* Data section:
= = = = =

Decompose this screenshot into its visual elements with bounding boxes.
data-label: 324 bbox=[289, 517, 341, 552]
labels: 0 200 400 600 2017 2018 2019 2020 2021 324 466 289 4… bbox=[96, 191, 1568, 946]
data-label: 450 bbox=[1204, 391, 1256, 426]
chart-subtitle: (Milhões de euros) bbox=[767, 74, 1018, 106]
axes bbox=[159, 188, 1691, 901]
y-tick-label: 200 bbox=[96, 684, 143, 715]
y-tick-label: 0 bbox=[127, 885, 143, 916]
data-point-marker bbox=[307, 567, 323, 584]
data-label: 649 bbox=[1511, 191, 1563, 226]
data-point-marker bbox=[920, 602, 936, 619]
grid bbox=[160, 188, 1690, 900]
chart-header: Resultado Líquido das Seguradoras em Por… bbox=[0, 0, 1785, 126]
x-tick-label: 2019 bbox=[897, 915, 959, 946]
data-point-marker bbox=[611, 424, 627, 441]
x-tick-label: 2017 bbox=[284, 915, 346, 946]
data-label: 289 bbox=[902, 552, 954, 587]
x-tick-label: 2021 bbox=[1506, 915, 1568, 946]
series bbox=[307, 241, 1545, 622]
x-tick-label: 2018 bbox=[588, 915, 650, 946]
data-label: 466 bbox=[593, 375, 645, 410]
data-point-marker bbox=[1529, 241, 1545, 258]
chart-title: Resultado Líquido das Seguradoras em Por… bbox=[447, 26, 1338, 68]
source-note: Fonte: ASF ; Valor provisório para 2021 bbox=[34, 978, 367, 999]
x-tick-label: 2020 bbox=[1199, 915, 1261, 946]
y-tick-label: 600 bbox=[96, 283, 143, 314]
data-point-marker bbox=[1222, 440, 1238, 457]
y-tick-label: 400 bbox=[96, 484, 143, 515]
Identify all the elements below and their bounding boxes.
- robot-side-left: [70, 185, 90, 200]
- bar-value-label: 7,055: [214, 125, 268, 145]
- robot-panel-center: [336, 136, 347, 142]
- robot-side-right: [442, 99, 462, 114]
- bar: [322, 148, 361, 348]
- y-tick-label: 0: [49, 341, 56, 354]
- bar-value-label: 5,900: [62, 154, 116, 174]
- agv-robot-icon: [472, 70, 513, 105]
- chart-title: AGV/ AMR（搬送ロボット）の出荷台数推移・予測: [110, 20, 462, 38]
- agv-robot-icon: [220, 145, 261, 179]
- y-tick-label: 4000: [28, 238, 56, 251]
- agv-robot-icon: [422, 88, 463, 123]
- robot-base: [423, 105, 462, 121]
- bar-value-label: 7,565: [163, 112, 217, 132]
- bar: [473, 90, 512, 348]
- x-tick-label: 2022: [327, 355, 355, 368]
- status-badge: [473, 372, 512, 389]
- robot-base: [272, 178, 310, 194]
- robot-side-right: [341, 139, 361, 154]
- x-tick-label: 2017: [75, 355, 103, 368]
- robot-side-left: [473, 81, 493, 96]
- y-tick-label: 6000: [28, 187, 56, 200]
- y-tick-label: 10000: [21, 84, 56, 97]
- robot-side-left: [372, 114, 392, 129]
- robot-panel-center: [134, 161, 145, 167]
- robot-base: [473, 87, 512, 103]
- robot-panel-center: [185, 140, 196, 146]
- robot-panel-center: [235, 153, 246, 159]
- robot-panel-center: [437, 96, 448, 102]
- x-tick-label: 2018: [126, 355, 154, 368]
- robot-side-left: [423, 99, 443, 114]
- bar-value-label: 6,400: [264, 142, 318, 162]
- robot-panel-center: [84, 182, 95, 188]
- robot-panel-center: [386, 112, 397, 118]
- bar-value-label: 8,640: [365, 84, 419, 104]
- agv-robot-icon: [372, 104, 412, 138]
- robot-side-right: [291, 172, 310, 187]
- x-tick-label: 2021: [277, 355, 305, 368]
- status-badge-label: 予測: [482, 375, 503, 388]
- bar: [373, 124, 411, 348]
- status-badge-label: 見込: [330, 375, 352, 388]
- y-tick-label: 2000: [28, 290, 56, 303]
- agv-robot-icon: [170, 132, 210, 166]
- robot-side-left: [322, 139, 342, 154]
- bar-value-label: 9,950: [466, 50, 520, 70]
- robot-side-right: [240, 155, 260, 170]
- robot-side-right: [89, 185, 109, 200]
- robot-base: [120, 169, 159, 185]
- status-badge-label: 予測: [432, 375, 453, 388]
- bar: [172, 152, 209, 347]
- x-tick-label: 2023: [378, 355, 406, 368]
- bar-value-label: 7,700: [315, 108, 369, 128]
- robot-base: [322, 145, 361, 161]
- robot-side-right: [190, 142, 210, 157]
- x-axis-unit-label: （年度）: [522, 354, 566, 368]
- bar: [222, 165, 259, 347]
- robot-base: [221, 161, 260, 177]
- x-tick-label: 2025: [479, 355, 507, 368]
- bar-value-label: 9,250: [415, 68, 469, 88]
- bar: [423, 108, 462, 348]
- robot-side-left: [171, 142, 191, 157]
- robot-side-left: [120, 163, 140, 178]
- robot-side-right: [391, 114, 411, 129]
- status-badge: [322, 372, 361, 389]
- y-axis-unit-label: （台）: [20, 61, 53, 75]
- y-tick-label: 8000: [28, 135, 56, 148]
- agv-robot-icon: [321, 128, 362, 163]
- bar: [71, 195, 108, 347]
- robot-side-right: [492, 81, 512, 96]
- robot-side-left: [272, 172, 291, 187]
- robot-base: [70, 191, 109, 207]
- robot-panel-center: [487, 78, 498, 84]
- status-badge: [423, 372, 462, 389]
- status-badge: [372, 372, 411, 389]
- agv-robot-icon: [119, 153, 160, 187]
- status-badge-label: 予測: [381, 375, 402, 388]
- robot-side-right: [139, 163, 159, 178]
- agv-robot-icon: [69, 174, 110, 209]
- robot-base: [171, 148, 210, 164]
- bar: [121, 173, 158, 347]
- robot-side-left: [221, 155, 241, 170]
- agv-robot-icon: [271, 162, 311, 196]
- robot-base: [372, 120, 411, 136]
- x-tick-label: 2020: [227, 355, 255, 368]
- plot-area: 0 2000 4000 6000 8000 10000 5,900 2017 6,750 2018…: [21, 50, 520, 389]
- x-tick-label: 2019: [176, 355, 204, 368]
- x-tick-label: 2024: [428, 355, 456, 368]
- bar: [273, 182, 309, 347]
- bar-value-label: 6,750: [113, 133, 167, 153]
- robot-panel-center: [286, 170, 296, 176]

= = = = =

* Given exercise:
Reproduce verbatim every line from the start of the rows up to and including the line that contains "chart-subtitle: (Milhões de".

* Answer for the task:
Decompose this screenshot into its visual elements with bounding boxes.
data-label: 324 bbox=[289, 517, 341, 552]
labels: 0 200 400 600 2017 2018 2019 2020 2021 324 466 289 4… bbox=[96, 191, 1568, 946]
data-label: 450 bbox=[1204, 391, 1256, 426]
chart-subtitle: (Milhões de euros) bbox=[767, 74, 1018, 106]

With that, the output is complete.